=== RECORDS PROVIDED ===
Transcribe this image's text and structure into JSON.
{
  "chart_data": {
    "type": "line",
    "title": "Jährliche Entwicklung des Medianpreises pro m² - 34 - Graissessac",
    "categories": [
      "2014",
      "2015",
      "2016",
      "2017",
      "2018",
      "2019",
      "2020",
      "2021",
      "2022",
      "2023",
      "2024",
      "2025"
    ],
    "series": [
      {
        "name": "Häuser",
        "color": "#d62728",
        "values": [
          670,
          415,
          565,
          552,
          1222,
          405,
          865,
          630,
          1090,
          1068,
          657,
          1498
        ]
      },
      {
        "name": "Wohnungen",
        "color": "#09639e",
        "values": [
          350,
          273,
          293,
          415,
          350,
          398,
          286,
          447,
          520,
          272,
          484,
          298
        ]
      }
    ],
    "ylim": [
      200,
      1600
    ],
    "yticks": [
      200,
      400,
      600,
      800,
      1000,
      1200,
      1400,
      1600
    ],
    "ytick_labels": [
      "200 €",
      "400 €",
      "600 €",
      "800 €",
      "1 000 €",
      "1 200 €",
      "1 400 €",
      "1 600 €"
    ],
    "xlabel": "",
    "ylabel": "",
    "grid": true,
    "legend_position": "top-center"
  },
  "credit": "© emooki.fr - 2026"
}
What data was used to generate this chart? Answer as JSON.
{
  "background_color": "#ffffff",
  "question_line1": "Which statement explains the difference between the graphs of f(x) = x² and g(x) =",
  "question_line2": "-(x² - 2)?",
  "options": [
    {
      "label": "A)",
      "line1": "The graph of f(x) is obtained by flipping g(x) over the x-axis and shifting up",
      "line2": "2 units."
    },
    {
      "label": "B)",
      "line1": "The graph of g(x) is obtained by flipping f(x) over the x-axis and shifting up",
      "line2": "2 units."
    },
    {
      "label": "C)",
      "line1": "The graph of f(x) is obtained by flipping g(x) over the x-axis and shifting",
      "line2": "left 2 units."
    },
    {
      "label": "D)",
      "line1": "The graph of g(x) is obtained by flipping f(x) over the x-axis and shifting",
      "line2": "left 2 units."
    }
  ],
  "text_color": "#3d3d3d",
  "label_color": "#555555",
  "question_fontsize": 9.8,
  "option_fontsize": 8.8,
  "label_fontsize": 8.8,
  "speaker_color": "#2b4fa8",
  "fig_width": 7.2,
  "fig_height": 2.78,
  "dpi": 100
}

=== PROBLEM DETAILS ===
Each line of the listing above should be output exactly.

=== FULL SOLUTION ===
Transcribe this image's text and structure into JSON.
{
  "chart_data": {
    "type": "line",
    "title": "Jährliche Entwicklung des Medianpreises pro m² - 34 - Graissessac",
    "categories": [
      "2014",
      "2015",
      "2016",
      "2017",
      "2018",
      "2019",
      "2020",
      "2021",
      "2022",
      "2023",
      "2024",
      "2025"
    ],
    "series": [
      {
        "name": "Häuser",
        "color": "#d62728",
        "values": [
          670,
          415,
          565,
          552,
          1222,
          405,
          865,
          630,
          1090,
          1068,
          657,
          1498
        ]
      },
      {
        "name": "Wohnungen",
        "color": "#09639e",
        "values": [
          350,
          273,
          293,
          415,
          350,
          398,
          286,
          447,
          520,
          272,
          484,
          298
        ]
      }
    ],
    "ylim": [
      200,
      1600
    ],
    "yticks": [
      200,
      400,
      600,
      800,
      1000,
      1200,
      1400,
      1600
    ],
    "ytick_labels": [
      "200 €",
      "400 €",
      "600 €",
      "800 €",
      "1 000 €",
      "1 200 €",
      "1 400 €",
      "1 600 €"
    ],
    "xlabel": "",
    "ylabel": "",
    "grid": true,
    "legend_position": "top-center"
  },
  "credit": "© emooki.fr - 2026"
}
What data was used to generate this chart? Answer as JSON.
{
  "background_color": "#ffffff",
  "question_line1": "Which statement explains the difference between the graphs of f(x) = x² and g(x) =",
  "question_line2": "-(x² - 2)?",
  "options": [
    {
      "label": "A)",
      "line1": "The graph of f(x) is obtained by flipping g(x) over the x-axis and shifting up",
      "line2": "2 units."
    },
    {
      "label": "B)",
      "line1": "The graph of g(x) is obtained by flipping f(x) over the x-axis and shifting up",
      "line2": "2 units."
    },
    {
      "label": "C)",
      "line1": "The graph of f(x) is obtained by flipping g(x) over the x-axis and shifting",
      "line2": "left 2 units."
    },
    {
      "label": "D)",
      "line1": "The graph of g(x) is obtained by flipping f(x) over the x-axis and shifting",
      "line2": "left 2 units."
    }
  ],
  "text_color": "#3d3d3d",
  "label_color": "#555555",
  "question_fontsize": 9.8,
  "option_fontsize": 8.8,
  "label_fontsize": 8.8,
  "speaker_color": "#2b4fa8",
  "fig_width": 7.2,
  "fig_height": 2.78,
  "dpi": 100
}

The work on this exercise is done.